# start of PROVIDED RECORDS

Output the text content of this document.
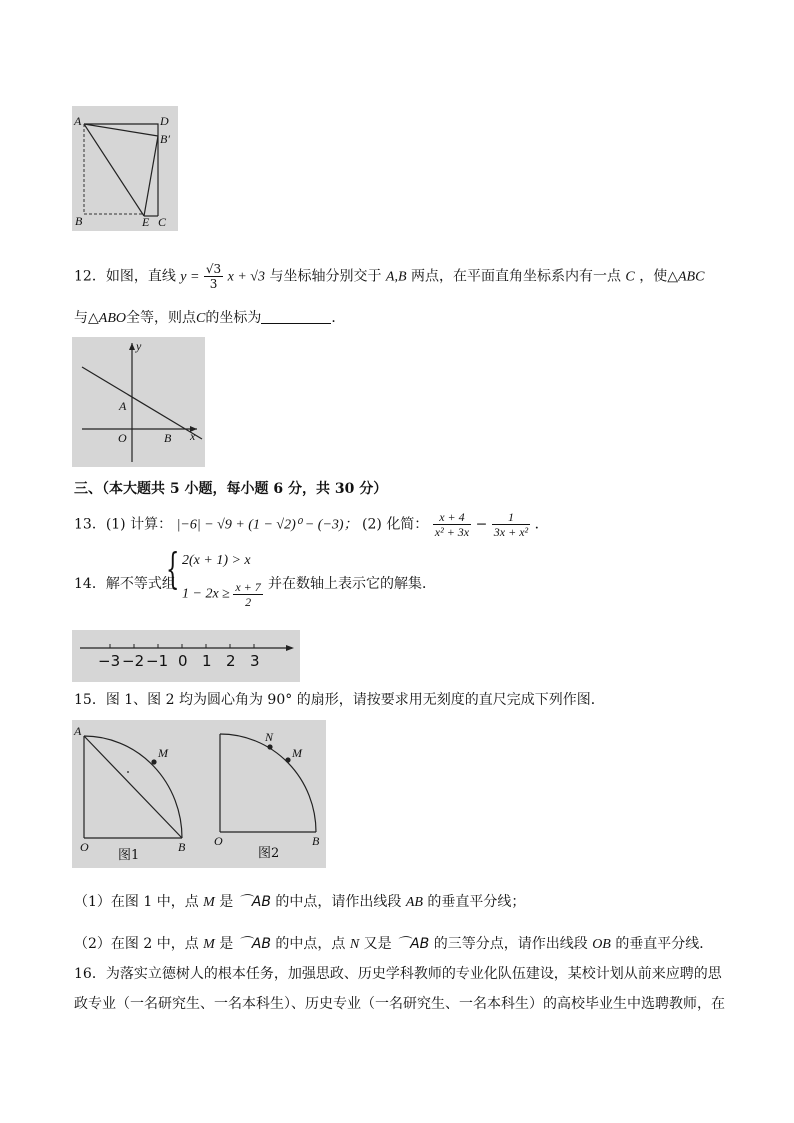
A	D
B′
B	E C
12．如图，直线 $y = \frac{√3}{3}$ x + √3 与坐标轴分别交于 A,B 两点，在平面直角坐标系内有一点 C ，使△ABC
与△ABO全等，则点C的坐标为	．
y
x
A
O	B
三、（本大题共 5 小题，每小题 6 分，共 30 分）
13．(1) 计算： |−6| − √9 + (1 − √2)⁰ − (−3)； (2) 化简： $\frac{x + 4}{\text{x² + 3x}} - \frac{1}{\text{3x + x²}}$ ．
14．解不等式组
{ 2(x + 1) > x
$1 - 2x \ge \frac{x + 7}{2}$ 并在数轴上表示它的解集．
−3 −2 −1 0 1 2 3
15．图 1、图 2 均为圆心角为 90° 的扇形，请按要求用无刻度的直尺完成下列作图．
A
M
O	B
图1
N
M
O	B
图2
（1）在图 1 中，点 M 是 ⌒AB 的中点，请作出线段 AB 的垂直平分线；
（2）在图 2 中，点 M 是 ⌒AB 的中点，点 N 又是 ⌒AB 的三等分点，请作出线段 OB 的垂直平分线．
16．为落实立德树人的根本任务，加强思政、历史学科教师的专业化队伍建设，某校计划从前来应聘的思
政专业（一名研究生、一名本科生）、历史专业（一名研究生、一名本科生）的高校毕业生中选聘教师，在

# end of PROVIDED RECORDS

> GIVEN PROBLEM
Check each line of the records above for the string "text", and report every line that has it.

> COMPLETE RESPONSE
Output the text content of this document.
13．(1) 计算： |−6| − √9 + (1 − √2)⁰ − (−3)； (2) 化简： $\frac{x + 4}{\text{x² + 3x}} - \frac{1}{\text{3x + x²}}$ ．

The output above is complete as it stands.